■ What is expected: From the entries below, copy every line that holds the word "WrQueue".

■ Records to process:
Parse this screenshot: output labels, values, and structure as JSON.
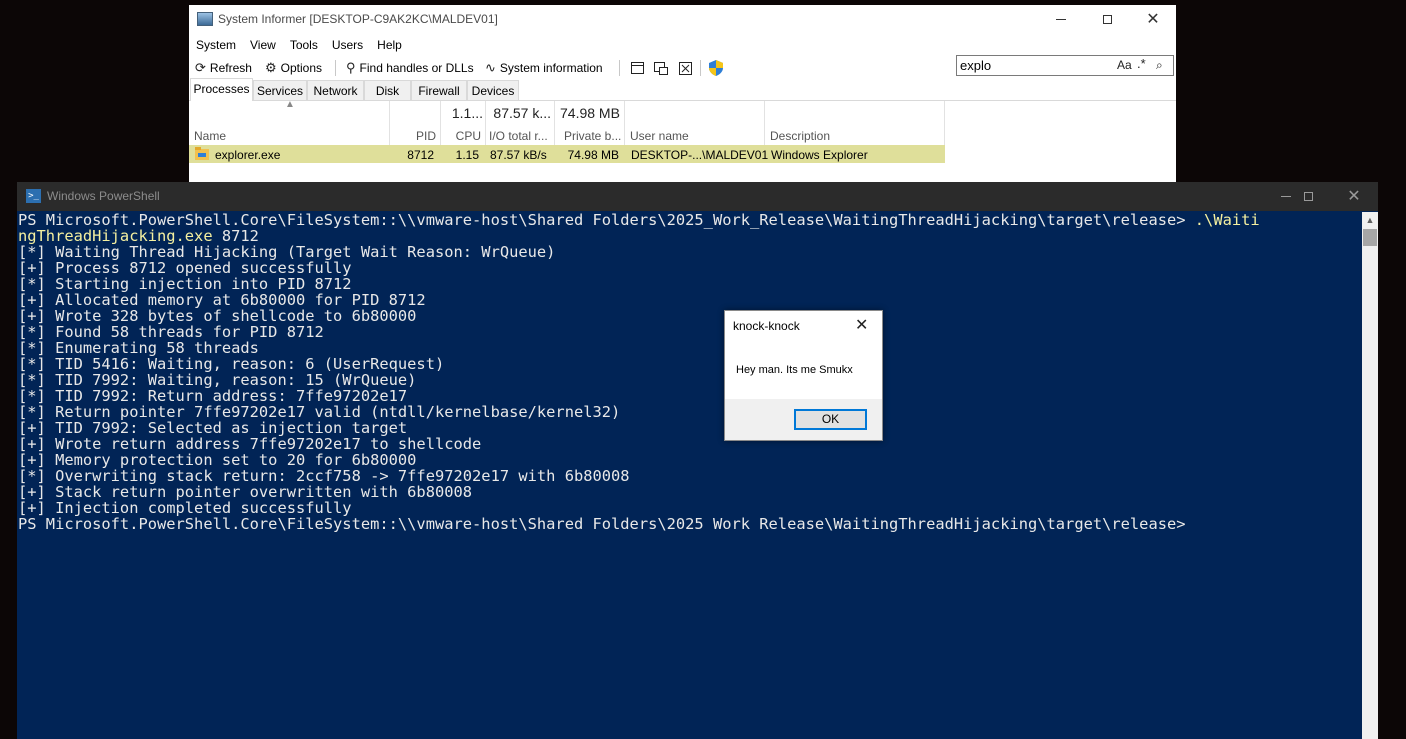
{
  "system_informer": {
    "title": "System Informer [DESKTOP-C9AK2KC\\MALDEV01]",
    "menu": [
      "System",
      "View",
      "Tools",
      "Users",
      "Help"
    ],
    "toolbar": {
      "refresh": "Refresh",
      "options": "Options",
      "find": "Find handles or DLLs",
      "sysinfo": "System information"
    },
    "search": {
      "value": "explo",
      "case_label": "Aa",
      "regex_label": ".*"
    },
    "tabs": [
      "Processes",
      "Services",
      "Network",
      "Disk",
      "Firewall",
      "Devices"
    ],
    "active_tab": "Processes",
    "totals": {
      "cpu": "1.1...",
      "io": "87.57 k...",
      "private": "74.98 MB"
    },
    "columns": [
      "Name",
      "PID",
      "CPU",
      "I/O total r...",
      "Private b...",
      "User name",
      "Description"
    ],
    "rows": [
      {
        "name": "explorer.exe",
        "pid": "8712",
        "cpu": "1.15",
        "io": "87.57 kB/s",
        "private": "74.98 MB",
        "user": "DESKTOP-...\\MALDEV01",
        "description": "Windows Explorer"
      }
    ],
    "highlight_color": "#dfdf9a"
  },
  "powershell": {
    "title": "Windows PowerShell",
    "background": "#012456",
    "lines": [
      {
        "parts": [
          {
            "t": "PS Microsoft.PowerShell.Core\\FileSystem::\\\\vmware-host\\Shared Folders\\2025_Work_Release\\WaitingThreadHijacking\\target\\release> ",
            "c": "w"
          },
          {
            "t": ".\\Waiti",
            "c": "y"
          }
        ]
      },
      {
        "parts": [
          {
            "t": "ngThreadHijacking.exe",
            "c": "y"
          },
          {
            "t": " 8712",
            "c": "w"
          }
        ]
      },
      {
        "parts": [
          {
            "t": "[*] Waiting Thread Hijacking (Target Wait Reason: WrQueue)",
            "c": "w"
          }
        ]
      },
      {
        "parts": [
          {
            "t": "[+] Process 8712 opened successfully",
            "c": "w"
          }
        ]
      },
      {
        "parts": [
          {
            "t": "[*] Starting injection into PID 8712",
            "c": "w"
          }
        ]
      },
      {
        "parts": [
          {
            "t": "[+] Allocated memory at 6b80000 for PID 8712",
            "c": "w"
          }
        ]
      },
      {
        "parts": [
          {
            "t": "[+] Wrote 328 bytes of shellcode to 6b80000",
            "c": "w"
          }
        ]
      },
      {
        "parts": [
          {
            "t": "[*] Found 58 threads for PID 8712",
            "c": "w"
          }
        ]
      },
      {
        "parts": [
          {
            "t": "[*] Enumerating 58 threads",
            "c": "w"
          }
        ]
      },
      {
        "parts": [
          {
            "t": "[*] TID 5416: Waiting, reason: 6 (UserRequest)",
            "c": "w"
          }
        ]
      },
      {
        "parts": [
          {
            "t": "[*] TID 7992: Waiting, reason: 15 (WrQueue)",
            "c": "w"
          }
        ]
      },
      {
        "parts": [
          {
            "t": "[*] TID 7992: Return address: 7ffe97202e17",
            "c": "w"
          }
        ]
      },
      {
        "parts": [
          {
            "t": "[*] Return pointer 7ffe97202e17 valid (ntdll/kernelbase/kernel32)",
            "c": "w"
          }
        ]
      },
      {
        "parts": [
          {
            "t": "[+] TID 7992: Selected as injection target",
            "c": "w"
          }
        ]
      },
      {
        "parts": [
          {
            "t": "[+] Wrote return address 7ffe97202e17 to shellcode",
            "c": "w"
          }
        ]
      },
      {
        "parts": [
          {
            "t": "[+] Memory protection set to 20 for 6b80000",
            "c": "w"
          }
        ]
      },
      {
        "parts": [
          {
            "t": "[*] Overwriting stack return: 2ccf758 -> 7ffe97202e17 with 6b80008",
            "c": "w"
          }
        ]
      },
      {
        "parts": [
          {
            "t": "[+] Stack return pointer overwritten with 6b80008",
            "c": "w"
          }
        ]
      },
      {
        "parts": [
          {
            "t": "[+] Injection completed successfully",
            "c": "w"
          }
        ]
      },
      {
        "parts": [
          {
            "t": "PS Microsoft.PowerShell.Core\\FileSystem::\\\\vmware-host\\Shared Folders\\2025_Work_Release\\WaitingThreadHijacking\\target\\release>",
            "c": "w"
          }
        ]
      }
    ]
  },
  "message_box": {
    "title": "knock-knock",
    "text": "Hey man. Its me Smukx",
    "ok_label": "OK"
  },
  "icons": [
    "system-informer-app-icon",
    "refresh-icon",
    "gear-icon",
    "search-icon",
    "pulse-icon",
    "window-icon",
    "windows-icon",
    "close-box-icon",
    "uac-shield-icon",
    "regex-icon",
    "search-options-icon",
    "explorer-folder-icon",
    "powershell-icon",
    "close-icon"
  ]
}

---

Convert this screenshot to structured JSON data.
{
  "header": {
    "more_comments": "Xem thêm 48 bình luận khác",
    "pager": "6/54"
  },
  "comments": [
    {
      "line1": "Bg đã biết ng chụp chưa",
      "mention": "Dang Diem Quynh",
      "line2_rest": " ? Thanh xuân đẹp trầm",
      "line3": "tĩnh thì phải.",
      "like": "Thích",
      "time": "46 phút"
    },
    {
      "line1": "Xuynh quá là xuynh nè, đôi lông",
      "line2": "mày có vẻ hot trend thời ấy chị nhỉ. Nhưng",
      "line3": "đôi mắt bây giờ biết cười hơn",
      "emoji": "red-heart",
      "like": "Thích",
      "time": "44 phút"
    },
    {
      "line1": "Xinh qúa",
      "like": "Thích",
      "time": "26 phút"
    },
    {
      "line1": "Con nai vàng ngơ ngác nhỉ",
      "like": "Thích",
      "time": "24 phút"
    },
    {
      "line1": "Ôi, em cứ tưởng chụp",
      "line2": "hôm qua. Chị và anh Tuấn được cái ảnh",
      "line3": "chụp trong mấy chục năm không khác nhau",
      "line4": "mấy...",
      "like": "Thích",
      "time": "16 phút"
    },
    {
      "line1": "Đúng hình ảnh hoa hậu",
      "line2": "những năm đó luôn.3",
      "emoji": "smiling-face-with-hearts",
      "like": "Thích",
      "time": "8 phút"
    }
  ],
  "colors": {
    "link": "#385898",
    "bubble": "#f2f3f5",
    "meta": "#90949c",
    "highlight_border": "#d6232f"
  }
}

■ Exercise output:
            "t": "[*] Waiting Thread Hijacking (Target Wait Reason: WrQueue)",
            "t": "[*] TID 7992: Waiting, reason: 15 (WrQueue)",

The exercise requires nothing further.